◆ EXERCISE REQUIREMENTS: Pictures stay out of the copy; set down each line of the listing below exactly.

»»

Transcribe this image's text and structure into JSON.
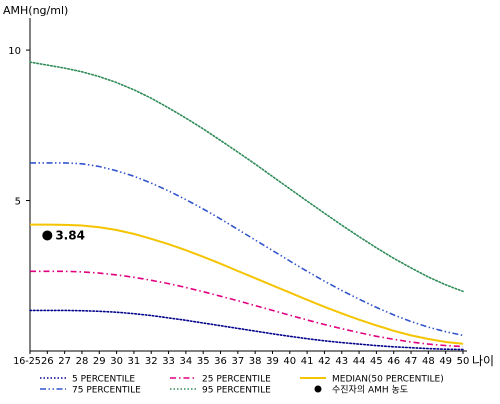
{
  "chart_data": {
    "type": "line",
    "ylabel": "AMH(ng/ml)",
    "xlabel": "나이",
    "x_ticks": [
      "16-25",
      "26",
      "27",
      "28",
      "29",
      "30",
      "31",
      "32",
      "33",
      "34",
      "35",
      "36",
      "37",
      "38",
      "39",
      "40",
      "41",
      "42",
      "43",
      "44",
      "45",
      "46",
      "47",
      "48",
      "49",
      "50"
    ],
    "y_ticks": [
      5,
      10
    ],
    "ylim": [
      0,
      11
    ],
    "grid": false,
    "legend_position": "bottom",
    "series": [
      {
        "name": "5 PERCENTILE",
        "color": "#00008B",
        "style": "dotted",
        "values": [
          1.35,
          1.35,
          1.35,
          1.34,
          1.32,
          1.29,
          1.24,
          1.18,
          1.1,
          1.02,
          0.93,
          0.84,
          0.75,
          0.66,
          0.57,
          0.49,
          0.41,
          0.34,
          0.28,
          0.23,
          0.18,
          0.14,
          0.11,
          0.08,
          0.06,
          0.05
        ]
      },
      {
        "name": "25 PERCENTILE",
        "color": "#E0007F",
        "style": "dashdot",
        "values": [
          2.65,
          2.65,
          2.65,
          2.63,
          2.59,
          2.53,
          2.45,
          2.35,
          2.24,
          2.11,
          1.97,
          1.82,
          1.67,
          1.51,
          1.35,
          1.19,
          1.03,
          0.88,
          0.74,
          0.61,
          0.49,
          0.39,
          0.3,
          0.23,
          0.18,
          0.15
        ]
      },
      {
        "name": "MEDIAN(50 PERCENTILE)",
        "color": "#F5C400",
        "style": "solid",
        "values": [
          4.2,
          4.2,
          4.19,
          4.17,
          4.11,
          4.02,
          3.89,
          3.73,
          3.55,
          3.35,
          3.13,
          2.9,
          2.66,
          2.42,
          2.18,
          1.94,
          1.7,
          1.47,
          1.25,
          1.04,
          0.85,
          0.67,
          0.52,
          0.4,
          0.3,
          0.24
        ]
      },
      {
        "name": "75 PERCENTILE",
        "color": "#3355CC",
        "style": "dashdotdot",
        "values": [
          6.25,
          6.25,
          6.25,
          6.22,
          6.13,
          5.99,
          5.81,
          5.58,
          5.32,
          5.03,
          4.72,
          4.39,
          4.04,
          3.69,
          3.34,
          2.99,
          2.65,
          2.32,
          2.01,
          1.72,
          1.45,
          1.2,
          0.98,
          0.79,
          0.64,
          0.52
        ]
      },
      {
        "name": "95 PERCENTILE",
        "color": "#2E8B57",
        "style": "dotted",
        "values": [
          9.6,
          9.5,
          9.4,
          9.28,
          9.12,
          8.92,
          8.68,
          8.4,
          8.08,
          7.74,
          7.38,
          7.0,
          6.61,
          6.21,
          5.8,
          5.39,
          4.98,
          4.58,
          4.18,
          3.8,
          3.43,
          3.08,
          2.76,
          2.46,
          2.2,
          1.98
        ]
      }
    ],
    "marker": {
      "name": "수진자의 AMH 농도",
      "x": "26",
      "y": 3.84,
      "label": "3.84",
      "color": "#000000"
    }
  }
}
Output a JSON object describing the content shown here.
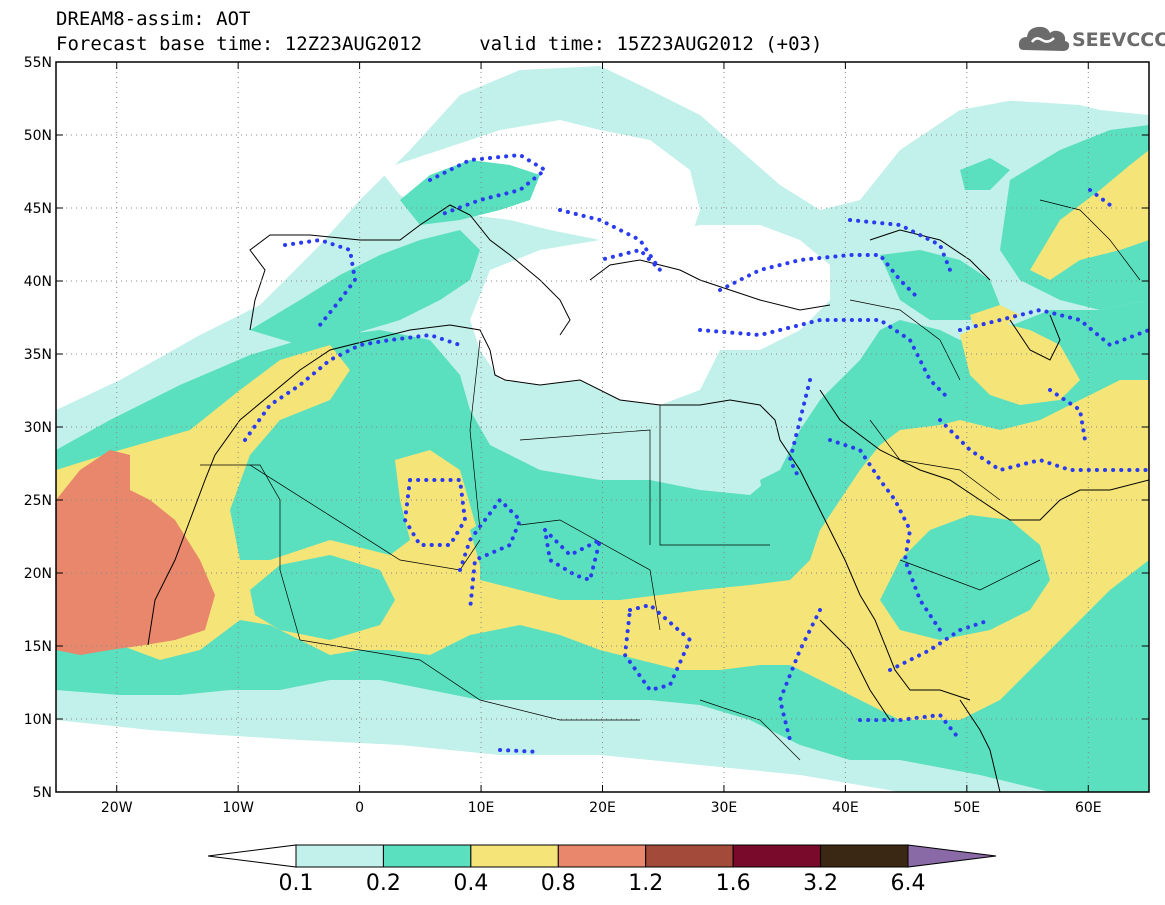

««

◆ ANSWER TO THIS PROBLEM:
Transcribe this image's text and structure into JSON.
{
  "chart_data": {
    "type": "line",
    "ylabel": "AMH(ng/ml)",
    "xlabel": "나이",
    "x_ticks": [
      "16-25",
      "26",
      "27",
      "28",
      "29",
      "30",
      "31",
      "32",
      "33",
      "34",
      "35",
      "36",
      "37",
      "38",
      "39",
      "40",
      "41",
      "42",
      "43",
      "44",
      "45",
      "46",
      "47",
      "48",
      "49",
      "50"
    ],
    "y_ticks": [
      5,
      10
    ],
    "ylim": [
      0,
      11
    ],
    "grid": false,
    "legend_position": "bottom",
    "series": [
      {
        "name": "5 PERCENTILE",
        "color": "#00008B",
        "style": "dotted",
        "values": [
          1.35,
          1.35,
          1.35,
          1.34,
          1.32,
          1.29,
          1.24,
          1.18,
          1.1,
          1.02,
          0.93,
          0.84,
          0.75,
          0.66,
          0.57,
          0.49,
          0.41,
          0.34,
          0.28,
          0.23,
          0.18,
          0.14,
          0.11,
          0.08,
          0.06,
          0.05
        ]
      },
      {
        "name": "25 PERCENTILE",
        "color": "#E0007F",
        "style": "dashdot",
        "values": [
          2.65,
          2.65,
          2.65,
          2.63,
          2.59,
          2.53,
          2.45,
          2.35,
          2.24,
          2.11,
          1.97,
          1.82,
          1.67,
          1.51,
          1.35,
          1.19,
          1.03,
          0.88,
          0.74,
          0.61,
          0.49,
          0.39,
          0.3,
          0.23,
          0.18,
          0.15
        ]
      },
      {
        "name": "MEDIAN(50 PERCENTILE)",
        "color": "#F5C400",
        "style": "solid",
        "values": [
          4.2,
          4.2,
          4.19,
          4.17,
          4.11,
          4.02,
          3.89,
          3.73,
          3.55,
          3.35,
          3.13,
          2.9,
          2.66,
          2.42,
          2.18,
          1.94,
          1.7,
          1.47,
          1.25,
          1.04,
          0.85,
          0.67,
          0.52,
          0.4,
          0.3,
          0.24
        ]
      },
      {
        "name": "75 PERCENTILE",
        "color": "#3355CC",
        "style": "dashdotdot",
        "values": [
          6.25,
          6.25,
          6.25,
          6.22,
          6.13,
          5.99,
          5.81,
          5.58,
          5.32,
          5.03,
          4.72,
          4.39,
          4.04,
          3.69,
          3.34,
          2.99,
          2.65,
          2.32,
          2.01,
          1.72,
          1.45,
          1.2,
          0.98,
          0.79,
          0.64,
          0.52
        ]
      },
      {
        "name": "95 PERCENTILE",
        "color": "#2E8B57",
        "style": "dotted",
        "values": [
          9.6,
          9.5,
          9.4,
          9.28,
          9.12,
          8.92,
          8.68,
          8.4,
          8.08,
          7.74,
          7.38,
          7.0,
          6.61,
          6.21,
          5.8,
          5.39,
          4.98,
          4.58,
          4.18,
          3.8,
          3.43,
          3.08,
          2.76,
          2.46,
          2.2,
          1.98
        ]
      }
    ],
    "marker": {
      "name": "수진자의 AMH 농도",
      "x": "26",
      "y": 3.84,
      "label": "3.84",
      "color": "#000000"
    }
  }
}
Output a JSON object describing the content shown here.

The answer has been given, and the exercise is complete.